### WHAT IS ASKED
Scan the listing below and copy every line holding "total".

### RECORDS SHOWN
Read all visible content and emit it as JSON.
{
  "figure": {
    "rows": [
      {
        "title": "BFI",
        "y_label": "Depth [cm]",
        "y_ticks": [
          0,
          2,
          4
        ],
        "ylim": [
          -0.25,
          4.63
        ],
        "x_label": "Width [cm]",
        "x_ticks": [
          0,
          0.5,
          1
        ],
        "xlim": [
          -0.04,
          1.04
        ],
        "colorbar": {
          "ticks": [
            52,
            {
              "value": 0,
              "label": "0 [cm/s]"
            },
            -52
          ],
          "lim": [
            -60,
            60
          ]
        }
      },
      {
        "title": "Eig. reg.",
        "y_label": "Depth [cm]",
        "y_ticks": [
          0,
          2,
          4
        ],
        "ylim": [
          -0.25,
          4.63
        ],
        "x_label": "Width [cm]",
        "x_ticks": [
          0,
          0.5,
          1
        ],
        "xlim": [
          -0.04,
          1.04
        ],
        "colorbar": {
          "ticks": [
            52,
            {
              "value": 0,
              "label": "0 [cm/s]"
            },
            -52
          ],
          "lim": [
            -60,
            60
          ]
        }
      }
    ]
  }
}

--

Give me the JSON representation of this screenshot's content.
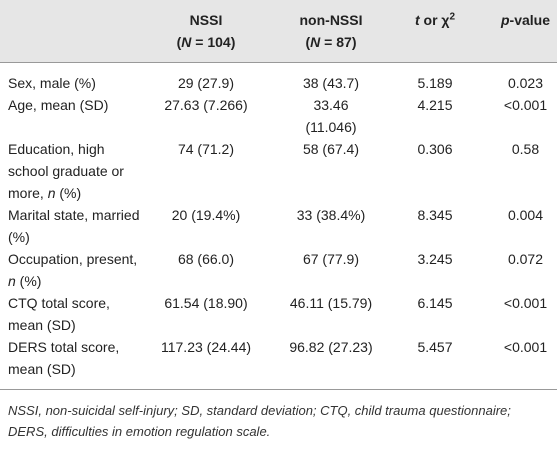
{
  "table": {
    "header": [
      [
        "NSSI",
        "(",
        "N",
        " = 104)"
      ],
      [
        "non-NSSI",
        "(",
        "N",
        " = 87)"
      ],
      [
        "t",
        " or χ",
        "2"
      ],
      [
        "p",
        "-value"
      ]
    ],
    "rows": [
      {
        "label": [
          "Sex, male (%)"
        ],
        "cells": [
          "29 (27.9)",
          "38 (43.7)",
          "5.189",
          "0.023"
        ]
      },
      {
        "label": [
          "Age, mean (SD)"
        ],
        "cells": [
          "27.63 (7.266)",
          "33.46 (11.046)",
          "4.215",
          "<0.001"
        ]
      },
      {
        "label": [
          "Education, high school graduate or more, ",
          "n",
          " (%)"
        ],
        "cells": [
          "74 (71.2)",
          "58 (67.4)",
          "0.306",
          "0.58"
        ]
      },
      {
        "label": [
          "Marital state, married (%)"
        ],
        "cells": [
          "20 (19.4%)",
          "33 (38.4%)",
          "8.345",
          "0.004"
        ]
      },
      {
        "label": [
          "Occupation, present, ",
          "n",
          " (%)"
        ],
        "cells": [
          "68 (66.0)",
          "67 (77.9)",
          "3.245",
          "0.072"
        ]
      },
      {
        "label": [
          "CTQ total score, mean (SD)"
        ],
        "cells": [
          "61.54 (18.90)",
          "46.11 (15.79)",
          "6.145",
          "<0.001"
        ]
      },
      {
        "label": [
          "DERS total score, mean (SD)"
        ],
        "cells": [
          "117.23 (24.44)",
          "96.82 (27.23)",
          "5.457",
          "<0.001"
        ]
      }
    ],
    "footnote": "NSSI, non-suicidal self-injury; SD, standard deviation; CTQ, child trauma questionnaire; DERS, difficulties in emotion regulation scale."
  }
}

==

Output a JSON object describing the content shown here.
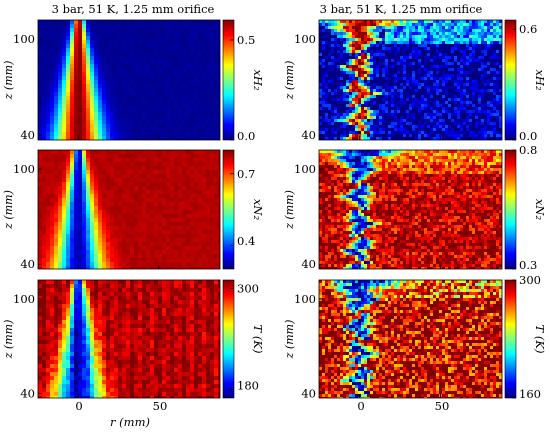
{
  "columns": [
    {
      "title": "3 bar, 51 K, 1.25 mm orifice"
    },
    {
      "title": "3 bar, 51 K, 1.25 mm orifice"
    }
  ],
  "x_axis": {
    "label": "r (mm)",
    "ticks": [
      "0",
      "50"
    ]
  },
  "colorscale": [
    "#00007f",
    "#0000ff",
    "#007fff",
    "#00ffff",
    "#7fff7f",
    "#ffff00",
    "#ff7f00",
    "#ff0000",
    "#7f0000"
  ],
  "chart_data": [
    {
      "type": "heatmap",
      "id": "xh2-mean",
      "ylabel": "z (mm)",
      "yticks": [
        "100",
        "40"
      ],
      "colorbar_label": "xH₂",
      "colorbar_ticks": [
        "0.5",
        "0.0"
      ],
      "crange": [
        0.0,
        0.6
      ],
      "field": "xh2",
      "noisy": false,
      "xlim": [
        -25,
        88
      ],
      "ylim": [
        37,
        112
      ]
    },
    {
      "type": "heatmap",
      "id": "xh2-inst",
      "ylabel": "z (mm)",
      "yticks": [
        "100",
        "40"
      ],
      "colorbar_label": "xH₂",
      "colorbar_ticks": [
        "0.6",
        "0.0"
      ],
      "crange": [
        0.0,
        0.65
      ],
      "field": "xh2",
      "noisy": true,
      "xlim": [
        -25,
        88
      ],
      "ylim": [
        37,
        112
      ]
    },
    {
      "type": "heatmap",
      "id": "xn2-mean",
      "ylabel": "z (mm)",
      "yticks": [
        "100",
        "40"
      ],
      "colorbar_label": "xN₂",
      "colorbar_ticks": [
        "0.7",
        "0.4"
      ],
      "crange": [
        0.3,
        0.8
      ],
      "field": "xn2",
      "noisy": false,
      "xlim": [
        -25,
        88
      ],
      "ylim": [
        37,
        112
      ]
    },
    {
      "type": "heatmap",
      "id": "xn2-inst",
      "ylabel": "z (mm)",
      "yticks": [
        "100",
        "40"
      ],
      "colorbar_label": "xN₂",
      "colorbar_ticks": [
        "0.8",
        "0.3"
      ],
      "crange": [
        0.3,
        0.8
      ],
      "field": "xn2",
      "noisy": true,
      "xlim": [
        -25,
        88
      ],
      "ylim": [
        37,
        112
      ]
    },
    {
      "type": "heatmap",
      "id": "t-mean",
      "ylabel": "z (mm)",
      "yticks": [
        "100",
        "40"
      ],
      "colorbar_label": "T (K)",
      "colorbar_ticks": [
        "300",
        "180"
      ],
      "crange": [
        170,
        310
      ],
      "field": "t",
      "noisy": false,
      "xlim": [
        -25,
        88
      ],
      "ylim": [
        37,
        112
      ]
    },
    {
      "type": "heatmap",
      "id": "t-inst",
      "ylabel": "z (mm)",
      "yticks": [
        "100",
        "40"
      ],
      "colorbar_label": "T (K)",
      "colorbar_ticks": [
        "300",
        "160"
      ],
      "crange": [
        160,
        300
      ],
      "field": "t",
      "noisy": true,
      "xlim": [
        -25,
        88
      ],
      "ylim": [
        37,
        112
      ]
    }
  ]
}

### OUTPUT OF THE TASK
          "CTQ total score, mean (SD)"
          "DERS total score, mean (SD)"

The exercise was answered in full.